— BEGIN —

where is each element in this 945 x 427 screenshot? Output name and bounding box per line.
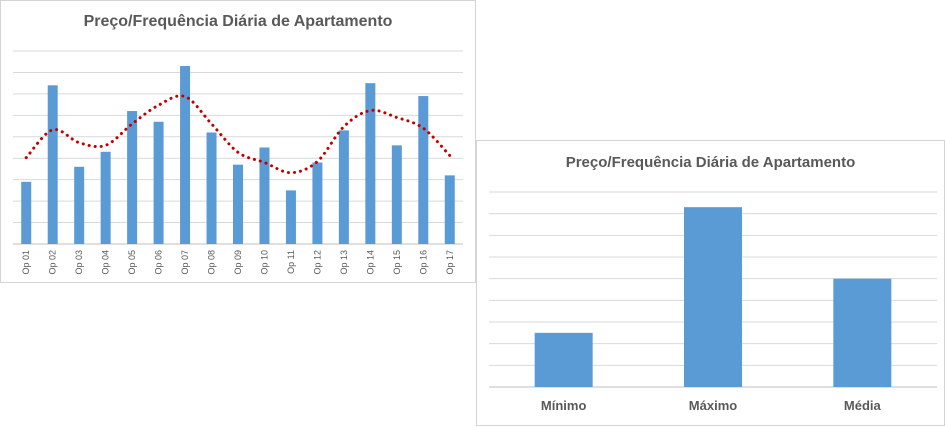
x-tick-label: Op 12 <box>312 250 322 275</box>
x-tick-label: Op 06 <box>154 250 164 275</box>
bar <box>534 332 593 387</box>
x-tick-label: Op 07 <box>180 250 190 275</box>
x-tick-label: Op 17 <box>445 250 455 275</box>
trendline <box>24 94 452 175</box>
x-tick-label: Op 11 <box>286 250 296 274</box>
x-tick-label: Máximo <box>689 398 737 413</box>
bar <box>47 85 58 244</box>
chart-plot-area: Mínimo Máximo Média <box>489 191 937 413</box>
bar <box>365 83 376 245</box>
bar <box>684 207 742 387</box>
bar <box>285 190 296 244</box>
x-tick-label: Op 09 <box>233 250 243 275</box>
x-tick-label: Mínimo <box>541 398 587 413</box>
x-tick-label: Op 02 <box>48 250 58 275</box>
x-tick-label: Média <box>844 398 882 413</box>
chart-plot-area: Op 01 Op 02 Op 03 Op 04 Op 05 Op 06 Op 07 Op 08… <box>13 50 463 275</box>
bar <box>444 175 455 244</box>
chart-daily-price: Preço/Frequência Diária de Apartamento O… <box>0 0 476 283</box>
bar <box>391 145 402 244</box>
x-tick-label: Op 10 <box>259 250 269 275</box>
x-tick-label: Op 08 <box>207 250 217 275</box>
bar <box>206 132 217 244</box>
bar <box>833 278 892 387</box>
x-tick-label: Op 04 <box>101 250 111 275</box>
bar <box>153 121 164 244</box>
x-tick-label: Op 01 <box>21 250 31 275</box>
x-tick-label: Op 13 <box>339 250 349 275</box>
x-tick-label: Op 16 <box>418 250 428 275</box>
chart-title: Preço/Frequência Diária de Apartamento <box>565 154 856 171</box>
x-tick-label: Op 03 <box>74 250 84 275</box>
bar <box>312 162 323 244</box>
bar <box>418 96 429 245</box>
bar <box>127 111 138 245</box>
bar <box>180 66 191 244</box>
bar <box>259 147 270 244</box>
bar <box>338 130 349 244</box>
bar <box>74 166 85 244</box>
x-tick-label: Op 05 <box>127 250 137 275</box>
x-tick-label: Op 14 <box>365 250 375 275</box>
bar <box>21 181 32 244</box>
chart-summary: Preço/Frequência Diária de Apartamento M… <box>476 140 945 426</box>
chart-title: Preço/Frequência Diária de Apartamento <box>83 13 393 30</box>
x-tick-label: Op 15 <box>392 250 402 275</box>
bar <box>100 151 111 244</box>
bar <box>233 164 243 244</box>
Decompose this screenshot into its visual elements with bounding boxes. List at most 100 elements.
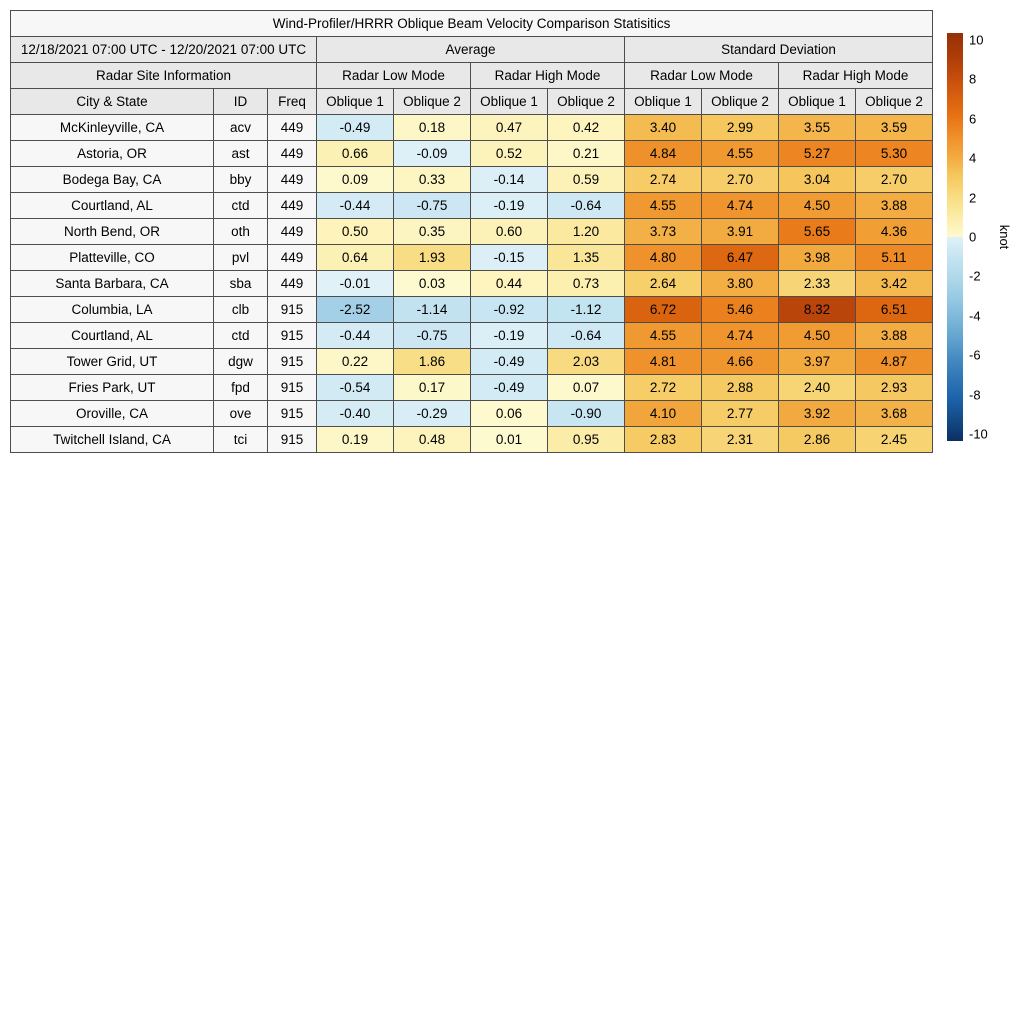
value-cell: 4.84 xyxy=(624,140,702,167)
stddev-group-header: Standard Deviation xyxy=(623,36,934,63)
avg-high-mode-header: Radar High Mode xyxy=(470,62,625,89)
mode-header-row: Radar Site Information Radar Low Mode Ra… xyxy=(10,62,934,89)
value-cell: 0.21 xyxy=(547,140,625,167)
std-low-mode-header: Radar Low Mode xyxy=(624,62,779,89)
value-cell: 3.91 xyxy=(701,218,779,245)
average-group-header: Average xyxy=(316,36,625,63)
value-cell: 3.88 xyxy=(854,322,934,349)
value-cell: 4.74 xyxy=(701,192,779,219)
value-cell: 4.81 xyxy=(624,348,702,375)
std-high-mode-header: Radar High Mode xyxy=(777,62,934,89)
avg-high-oblique2-header: Oblique 2 xyxy=(547,88,625,115)
id-cell: acv xyxy=(213,114,268,141)
std-high-oblique2-header: Oblique 2 xyxy=(854,88,934,115)
value-cell: -1.12 xyxy=(547,296,625,323)
id-cell: clb xyxy=(213,296,268,323)
city-cell: Bodega Bay, CA xyxy=(10,166,214,193)
freq-cell: 915 xyxy=(267,296,317,323)
value-cell: -0.49 xyxy=(470,374,548,401)
value-cell: 4.66 xyxy=(701,348,779,375)
id-cell: sba xyxy=(213,270,268,297)
value-cell: 0.07 xyxy=(547,374,625,401)
date-range-label: 12/18/2021 07:00 UTC - 12/20/2021 07:00 … xyxy=(10,36,317,63)
radar-site-info-header: Radar Site Information xyxy=(10,62,317,89)
value-cell: 4.50 xyxy=(778,192,856,219)
value-cell: 0.60 xyxy=(470,218,548,245)
value-cell: 3.68 xyxy=(854,400,934,427)
colorbar-tick-label: 4 xyxy=(969,150,977,166)
city-cell: Platteville, CO xyxy=(10,244,214,271)
value-cell: 3.55 xyxy=(778,114,856,141)
value-cell: 2.03 xyxy=(547,348,625,375)
value-cell: -0.01 xyxy=(316,270,394,297)
value-cell: 0.95 xyxy=(547,426,625,453)
value-cell: 0.73 xyxy=(547,270,625,297)
value-cell: 4.55 xyxy=(624,322,702,349)
value-cell: 4.87 xyxy=(854,348,934,375)
value-cell: 0.47 xyxy=(470,114,548,141)
value-cell: 0.64 xyxy=(316,244,394,271)
value-cell: 5.11 xyxy=(854,244,934,271)
value-cell: -0.90 xyxy=(547,400,625,427)
value-cell: 0.17 xyxy=(393,374,471,401)
title-row: Wind-Profiler/HRRR Oblique Beam Velocity… xyxy=(9,10,934,37)
group-header-row: 12/18/2021 07:00 UTC - 12/20/2021 07:00 … xyxy=(10,36,934,63)
freq-cell: 915 xyxy=(267,348,317,375)
value-cell: 3.80 xyxy=(701,270,779,297)
value-cell: 4.36 xyxy=(854,218,934,245)
value-cell: -0.75 xyxy=(393,192,471,219)
avg-low-mode-header: Radar Low Mode xyxy=(316,62,471,89)
id-cell: oth xyxy=(213,218,268,245)
value-cell: 0.19 xyxy=(316,426,394,453)
city-cell: Santa Barbara, CA xyxy=(10,270,214,297)
value-cell: -0.19 xyxy=(470,322,548,349)
id-cell: ctd xyxy=(213,192,268,219)
avg-low-oblique1-header: Oblique 1 xyxy=(316,88,394,115)
table-body: McKinleyville, CA acv 449 -0.49 0.18 0.47 0.42… xyxy=(10,114,934,453)
value-cell: 2.70 xyxy=(854,166,934,193)
value-cell: 2.88 xyxy=(701,374,779,401)
city-cell: Tower Grid, UT xyxy=(10,348,214,375)
value-cell: 4.55 xyxy=(701,140,779,167)
value-cell: 2.45 xyxy=(854,426,934,453)
value-cell: -0.40 xyxy=(316,400,394,427)
city-cell: North Bend, OR xyxy=(10,218,214,245)
column-header-row: City & State ID Freq Oblique 1 Oblique 2… xyxy=(10,88,934,115)
value-cell: 0.66 xyxy=(316,140,394,167)
city-cell: Twitchell Island, CA xyxy=(10,426,214,453)
id-cell: ast xyxy=(213,140,268,167)
table-row: Courtland, AL ctd 915 -0.44 -0.75 -0.19 -0.64 4… xyxy=(10,322,934,349)
freq-cell: 449 xyxy=(267,114,317,141)
value-cell: 3.73 xyxy=(624,218,702,245)
value-cell: -0.19 xyxy=(470,192,548,219)
value-cell: 2.64 xyxy=(624,270,702,297)
colorbar-tick-label: 0 xyxy=(969,229,977,245)
table-row: Columbia, LA clb 915 -2.52 -1.14 -0.92 -1.12 6.… xyxy=(10,296,934,323)
city-cell: Courtland, AL xyxy=(10,322,214,349)
value-cell: 0.01 xyxy=(470,426,548,453)
value-cell: -0.49 xyxy=(470,348,548,375)
value-cell: 5.30 xyxy=(854,140,934,167)
value-cell: -0.49 xyxy=(316,114,394,141)
table-row: Astoria, OR ast 449 0.66 -0.09 0.52 0.21 4.84 4.… xyxy=(10,140,934,167)
value-cell: 8.32 xyxy=(778,296,856,323)
freq-cell: 915 xyxy=(267,400,317,427)
value-cell: -0.29 xyxy=(393,400,471,427)
value-cell: -0.15 xyxy=(470,244,548,271)
table-row: Twitchell Island, CA tci 915 0.19 0.48 0.01 0.… xyxy=(10,426,934,453)
colorbar-tick-label: -4 xyxy=(969,308,981,324)
freq-cell: 449 xyxy=(267,192,317,219)
colorbar-tick-label: -2 xyxy=(969,268,981,284)
value-cell: 6.72 xyxy=(624,296,702,323)
value-cell: 4.80 xyxy=(624,244,702,271)
stats-table: Wind-Profiler/HRRR Oblique Beam Velocity… xyxy=(9,10,934,453)
colorbar-gradient xyxy=(947,33,963,441)
std-high-oblique1-header: Oblique 1 xyxy=(778,88,856,115)
value-cell: 0.03 xyxy=(393,270,471,297)
freq-cell: 449 xyxy=(267,166,317,193)
value-cell: 4.55 xyxy=(624,192,702,219)
value-cell: 3.98 xyxy=(778,244,856,271)
value-cell: 3.04 xyxy=(778,166,856,193)
table-row: Platteville, CO pvl 449 0.64 1.93 -0.15 1.35 4.… xyxy=(10,244,934,271)
std-low-oblique2-header: Oblique 2 xyxy=(701,88,779,115)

— END —

Locate every line in the records above that contains the string "plot", treating uppercase and lowercase letters as distinct, and copy each such line in full.

**Exercise result:**
chart-plot-area: Mínimo Máximo Média <box>489 191 937 413</box>
chart-plot-area: Op 01 Op 02 Op 03 Op 04 Op 05 Op 06 Op 07 Op 08… <box>13 50 463 275</box>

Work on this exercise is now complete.